Directions for this task »
Extract all lines in the data that contain the word "vehementiores".

┌─ Given records

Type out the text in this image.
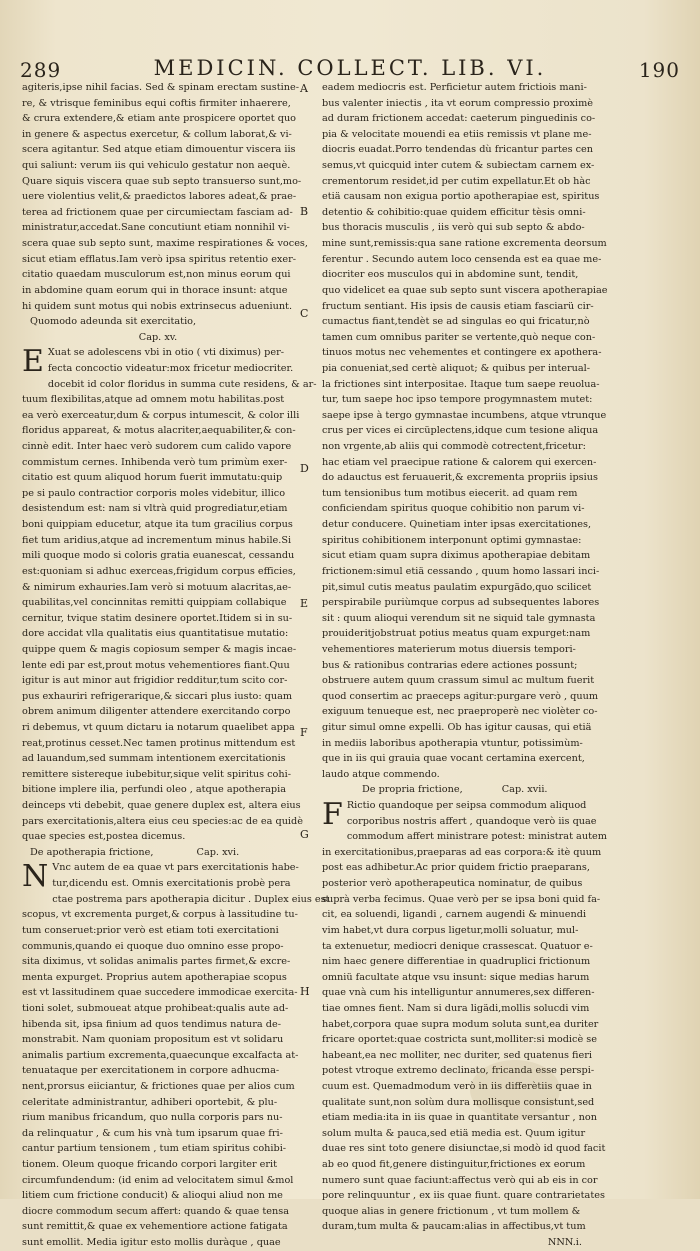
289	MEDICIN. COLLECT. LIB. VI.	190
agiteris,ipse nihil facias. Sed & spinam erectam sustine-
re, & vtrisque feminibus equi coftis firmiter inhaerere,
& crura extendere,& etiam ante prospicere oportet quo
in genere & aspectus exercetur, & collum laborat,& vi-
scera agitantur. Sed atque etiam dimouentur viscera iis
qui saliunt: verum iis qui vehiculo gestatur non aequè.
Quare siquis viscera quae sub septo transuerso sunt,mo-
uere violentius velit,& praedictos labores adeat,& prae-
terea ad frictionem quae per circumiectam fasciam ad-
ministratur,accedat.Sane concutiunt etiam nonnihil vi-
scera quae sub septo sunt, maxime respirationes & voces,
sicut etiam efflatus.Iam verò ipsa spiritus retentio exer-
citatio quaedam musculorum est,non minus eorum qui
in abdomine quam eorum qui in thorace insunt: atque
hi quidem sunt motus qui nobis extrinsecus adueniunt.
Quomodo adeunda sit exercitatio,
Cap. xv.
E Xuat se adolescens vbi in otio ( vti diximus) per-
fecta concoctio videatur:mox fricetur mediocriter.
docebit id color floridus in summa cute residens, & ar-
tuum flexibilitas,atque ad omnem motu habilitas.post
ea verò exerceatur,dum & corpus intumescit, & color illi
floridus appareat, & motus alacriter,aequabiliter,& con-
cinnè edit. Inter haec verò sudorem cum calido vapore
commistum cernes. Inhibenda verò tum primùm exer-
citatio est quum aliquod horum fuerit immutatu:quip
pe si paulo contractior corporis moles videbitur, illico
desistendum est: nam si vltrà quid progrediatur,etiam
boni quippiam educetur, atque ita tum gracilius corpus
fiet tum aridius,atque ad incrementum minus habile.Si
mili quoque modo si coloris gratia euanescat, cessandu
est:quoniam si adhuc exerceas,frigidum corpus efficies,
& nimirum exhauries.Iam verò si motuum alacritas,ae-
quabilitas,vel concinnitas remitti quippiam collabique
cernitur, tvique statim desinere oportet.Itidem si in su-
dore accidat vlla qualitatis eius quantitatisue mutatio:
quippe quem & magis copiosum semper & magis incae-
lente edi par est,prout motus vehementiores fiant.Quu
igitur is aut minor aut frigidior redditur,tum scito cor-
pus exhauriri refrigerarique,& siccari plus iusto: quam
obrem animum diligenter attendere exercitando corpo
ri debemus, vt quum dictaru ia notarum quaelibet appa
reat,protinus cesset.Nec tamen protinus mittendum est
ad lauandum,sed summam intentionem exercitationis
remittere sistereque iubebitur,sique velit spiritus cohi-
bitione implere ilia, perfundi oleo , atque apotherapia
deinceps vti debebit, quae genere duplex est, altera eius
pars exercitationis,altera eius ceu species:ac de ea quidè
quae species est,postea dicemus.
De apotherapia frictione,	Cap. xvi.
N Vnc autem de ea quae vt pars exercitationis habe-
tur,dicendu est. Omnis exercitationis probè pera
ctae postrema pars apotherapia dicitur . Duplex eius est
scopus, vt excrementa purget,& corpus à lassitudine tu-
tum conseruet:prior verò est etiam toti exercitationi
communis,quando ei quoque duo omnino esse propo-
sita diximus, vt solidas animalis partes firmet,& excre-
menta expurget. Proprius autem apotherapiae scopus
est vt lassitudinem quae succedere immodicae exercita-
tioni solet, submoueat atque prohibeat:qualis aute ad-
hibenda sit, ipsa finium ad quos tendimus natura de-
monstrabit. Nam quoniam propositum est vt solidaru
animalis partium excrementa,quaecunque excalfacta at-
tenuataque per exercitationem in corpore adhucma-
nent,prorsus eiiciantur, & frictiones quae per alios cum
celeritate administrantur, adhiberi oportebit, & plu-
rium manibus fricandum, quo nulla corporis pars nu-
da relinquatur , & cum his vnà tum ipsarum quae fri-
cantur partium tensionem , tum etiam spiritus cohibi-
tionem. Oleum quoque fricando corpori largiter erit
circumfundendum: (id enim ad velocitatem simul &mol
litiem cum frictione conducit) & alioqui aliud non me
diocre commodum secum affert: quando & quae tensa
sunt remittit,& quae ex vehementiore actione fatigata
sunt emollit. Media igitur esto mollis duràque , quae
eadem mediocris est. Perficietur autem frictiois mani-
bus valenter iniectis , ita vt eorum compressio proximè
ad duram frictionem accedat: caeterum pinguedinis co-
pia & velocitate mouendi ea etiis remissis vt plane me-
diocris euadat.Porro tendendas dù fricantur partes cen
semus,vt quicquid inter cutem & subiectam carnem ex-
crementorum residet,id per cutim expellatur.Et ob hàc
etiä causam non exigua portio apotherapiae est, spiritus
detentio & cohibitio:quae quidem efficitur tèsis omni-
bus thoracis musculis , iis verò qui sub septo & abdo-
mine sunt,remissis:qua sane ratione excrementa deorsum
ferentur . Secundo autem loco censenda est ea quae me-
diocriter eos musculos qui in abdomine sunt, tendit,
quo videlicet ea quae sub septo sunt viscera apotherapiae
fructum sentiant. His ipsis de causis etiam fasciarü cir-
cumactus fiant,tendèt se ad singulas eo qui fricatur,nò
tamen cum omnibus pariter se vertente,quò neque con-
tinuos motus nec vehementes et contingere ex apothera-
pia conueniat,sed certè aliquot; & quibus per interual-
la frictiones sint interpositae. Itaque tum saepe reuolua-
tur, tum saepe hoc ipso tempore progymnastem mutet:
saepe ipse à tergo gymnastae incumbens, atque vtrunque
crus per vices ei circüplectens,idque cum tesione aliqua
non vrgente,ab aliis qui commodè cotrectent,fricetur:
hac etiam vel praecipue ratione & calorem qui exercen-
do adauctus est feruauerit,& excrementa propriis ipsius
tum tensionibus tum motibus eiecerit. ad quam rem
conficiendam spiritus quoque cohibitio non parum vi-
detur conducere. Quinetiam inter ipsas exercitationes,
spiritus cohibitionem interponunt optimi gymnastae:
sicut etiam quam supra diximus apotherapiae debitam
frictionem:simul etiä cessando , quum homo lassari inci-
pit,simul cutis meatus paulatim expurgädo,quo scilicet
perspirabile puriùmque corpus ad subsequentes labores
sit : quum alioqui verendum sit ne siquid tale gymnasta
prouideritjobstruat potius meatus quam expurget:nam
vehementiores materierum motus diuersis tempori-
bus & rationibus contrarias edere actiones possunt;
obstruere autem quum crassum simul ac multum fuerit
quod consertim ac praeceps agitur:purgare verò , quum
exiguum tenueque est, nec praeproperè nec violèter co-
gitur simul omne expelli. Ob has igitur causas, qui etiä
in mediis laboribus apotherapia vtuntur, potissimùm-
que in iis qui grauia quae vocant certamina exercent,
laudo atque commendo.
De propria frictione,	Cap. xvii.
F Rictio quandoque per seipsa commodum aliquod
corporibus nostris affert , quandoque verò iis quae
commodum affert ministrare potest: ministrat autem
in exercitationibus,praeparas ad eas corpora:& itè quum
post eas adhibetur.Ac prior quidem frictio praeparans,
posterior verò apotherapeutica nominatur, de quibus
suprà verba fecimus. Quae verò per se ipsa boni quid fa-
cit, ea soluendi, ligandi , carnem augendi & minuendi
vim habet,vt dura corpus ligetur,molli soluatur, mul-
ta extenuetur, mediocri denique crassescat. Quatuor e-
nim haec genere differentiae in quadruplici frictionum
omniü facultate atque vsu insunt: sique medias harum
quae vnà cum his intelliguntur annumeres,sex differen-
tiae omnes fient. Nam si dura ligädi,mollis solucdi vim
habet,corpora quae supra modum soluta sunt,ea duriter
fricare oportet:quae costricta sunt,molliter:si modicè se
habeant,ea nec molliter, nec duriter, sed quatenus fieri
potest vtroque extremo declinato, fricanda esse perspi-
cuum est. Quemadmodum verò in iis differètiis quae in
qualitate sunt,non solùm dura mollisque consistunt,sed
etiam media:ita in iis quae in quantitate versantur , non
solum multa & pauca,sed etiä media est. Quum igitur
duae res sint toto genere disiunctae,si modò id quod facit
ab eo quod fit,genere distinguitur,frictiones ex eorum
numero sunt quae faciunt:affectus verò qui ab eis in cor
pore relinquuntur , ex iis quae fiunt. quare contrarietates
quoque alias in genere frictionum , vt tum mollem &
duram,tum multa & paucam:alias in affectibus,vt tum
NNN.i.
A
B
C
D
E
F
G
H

└─
┌─ Given records

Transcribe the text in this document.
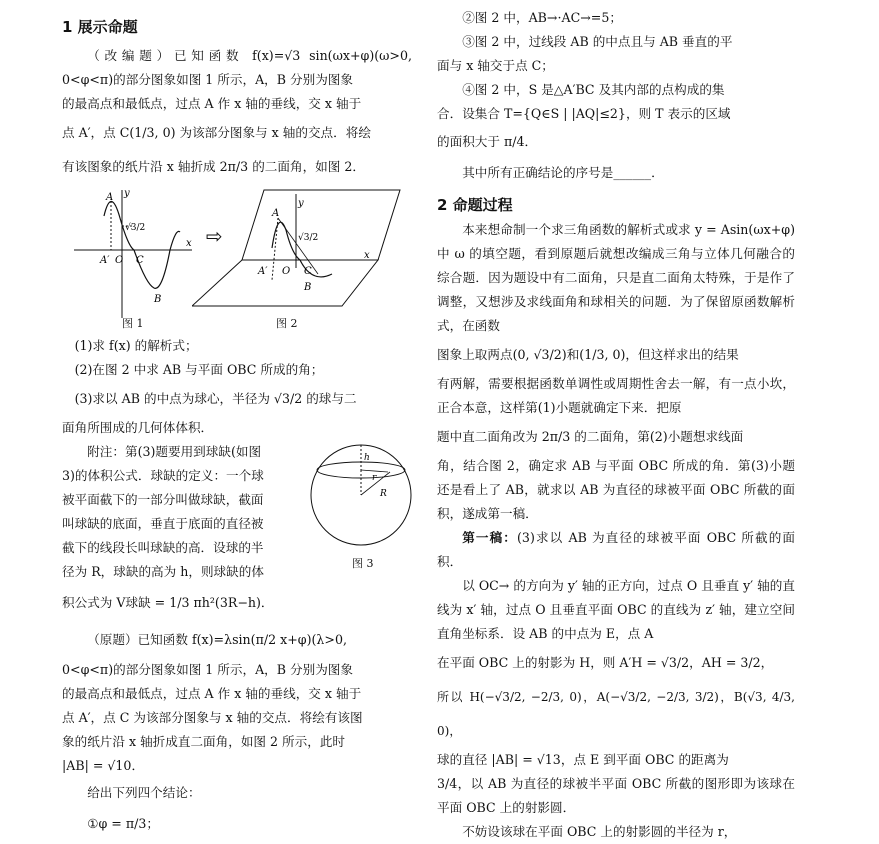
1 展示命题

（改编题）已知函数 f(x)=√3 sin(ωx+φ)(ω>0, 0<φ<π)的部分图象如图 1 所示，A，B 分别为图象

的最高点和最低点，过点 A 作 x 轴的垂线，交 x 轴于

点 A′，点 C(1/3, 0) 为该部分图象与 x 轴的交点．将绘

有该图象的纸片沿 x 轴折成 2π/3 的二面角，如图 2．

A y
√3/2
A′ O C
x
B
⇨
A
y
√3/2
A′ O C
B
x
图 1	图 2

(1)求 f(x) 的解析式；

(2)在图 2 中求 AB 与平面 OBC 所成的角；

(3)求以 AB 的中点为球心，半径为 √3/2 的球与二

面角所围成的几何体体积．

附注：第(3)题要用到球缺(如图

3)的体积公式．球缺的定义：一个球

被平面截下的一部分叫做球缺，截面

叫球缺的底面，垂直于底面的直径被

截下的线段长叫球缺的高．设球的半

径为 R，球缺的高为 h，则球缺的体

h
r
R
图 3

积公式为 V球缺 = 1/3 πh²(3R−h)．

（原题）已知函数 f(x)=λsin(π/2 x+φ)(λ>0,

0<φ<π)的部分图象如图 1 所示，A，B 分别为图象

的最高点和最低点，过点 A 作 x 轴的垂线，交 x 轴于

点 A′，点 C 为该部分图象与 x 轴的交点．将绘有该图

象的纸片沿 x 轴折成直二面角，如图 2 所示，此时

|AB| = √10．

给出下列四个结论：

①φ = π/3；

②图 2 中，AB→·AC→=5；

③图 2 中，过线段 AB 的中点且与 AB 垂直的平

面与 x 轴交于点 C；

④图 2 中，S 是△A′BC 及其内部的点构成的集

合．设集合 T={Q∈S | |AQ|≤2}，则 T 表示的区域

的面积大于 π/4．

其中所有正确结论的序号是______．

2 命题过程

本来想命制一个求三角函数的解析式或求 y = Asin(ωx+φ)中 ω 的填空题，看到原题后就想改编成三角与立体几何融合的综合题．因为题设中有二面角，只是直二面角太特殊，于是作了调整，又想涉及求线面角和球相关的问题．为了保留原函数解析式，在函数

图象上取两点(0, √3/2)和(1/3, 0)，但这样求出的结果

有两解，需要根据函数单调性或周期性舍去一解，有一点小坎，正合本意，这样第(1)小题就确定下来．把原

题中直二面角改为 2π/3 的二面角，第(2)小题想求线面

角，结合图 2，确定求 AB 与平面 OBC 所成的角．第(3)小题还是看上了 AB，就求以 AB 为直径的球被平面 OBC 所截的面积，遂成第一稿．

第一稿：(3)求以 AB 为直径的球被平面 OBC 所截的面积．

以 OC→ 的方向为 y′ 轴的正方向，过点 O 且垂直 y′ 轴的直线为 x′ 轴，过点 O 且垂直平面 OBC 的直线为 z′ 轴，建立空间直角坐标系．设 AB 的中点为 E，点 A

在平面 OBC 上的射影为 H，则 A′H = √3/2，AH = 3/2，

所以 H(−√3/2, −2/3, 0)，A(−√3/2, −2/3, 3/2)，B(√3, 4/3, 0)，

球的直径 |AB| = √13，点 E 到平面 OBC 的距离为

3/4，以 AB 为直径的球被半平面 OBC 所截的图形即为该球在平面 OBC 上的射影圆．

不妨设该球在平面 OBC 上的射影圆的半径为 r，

└─
┌─ Given records

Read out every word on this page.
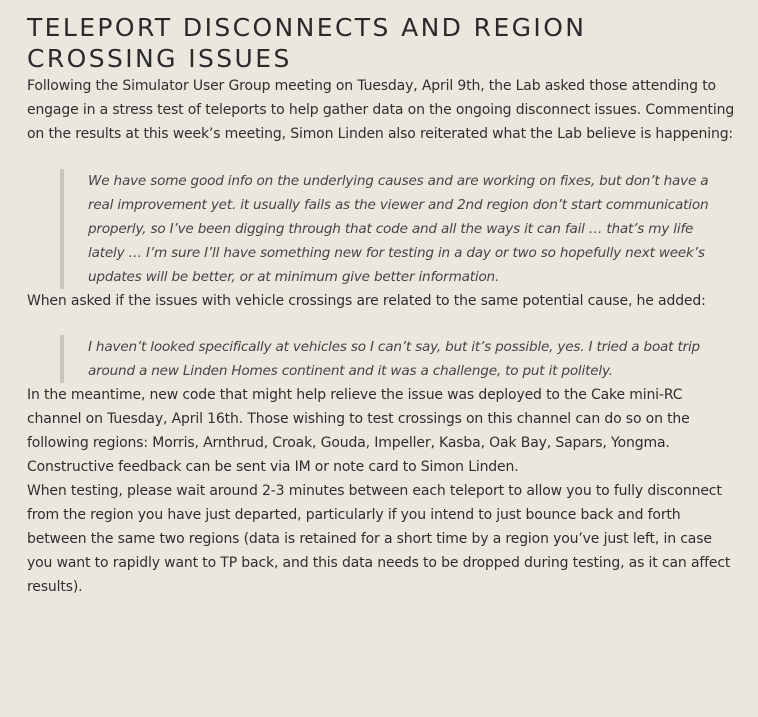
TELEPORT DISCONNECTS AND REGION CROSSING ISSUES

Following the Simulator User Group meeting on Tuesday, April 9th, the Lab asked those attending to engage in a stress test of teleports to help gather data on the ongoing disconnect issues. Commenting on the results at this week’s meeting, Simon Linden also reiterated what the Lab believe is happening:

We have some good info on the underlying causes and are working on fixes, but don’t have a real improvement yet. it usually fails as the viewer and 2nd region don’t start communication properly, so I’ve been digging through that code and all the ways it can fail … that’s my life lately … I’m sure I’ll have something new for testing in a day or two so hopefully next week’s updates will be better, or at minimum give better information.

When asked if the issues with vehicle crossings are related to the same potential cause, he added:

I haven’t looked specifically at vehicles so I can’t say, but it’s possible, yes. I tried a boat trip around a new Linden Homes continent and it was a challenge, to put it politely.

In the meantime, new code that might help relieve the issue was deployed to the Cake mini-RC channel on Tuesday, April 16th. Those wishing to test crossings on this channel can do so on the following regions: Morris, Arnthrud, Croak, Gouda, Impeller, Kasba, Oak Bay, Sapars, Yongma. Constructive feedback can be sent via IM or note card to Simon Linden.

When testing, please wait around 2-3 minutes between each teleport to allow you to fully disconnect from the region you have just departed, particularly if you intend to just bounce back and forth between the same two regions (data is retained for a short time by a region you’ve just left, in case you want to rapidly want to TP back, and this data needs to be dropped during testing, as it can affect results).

└─

Output of the task »
lente edi par est,prout motus vehementiores fiant.Quu
vehementiores materierum motus diuersis tempori-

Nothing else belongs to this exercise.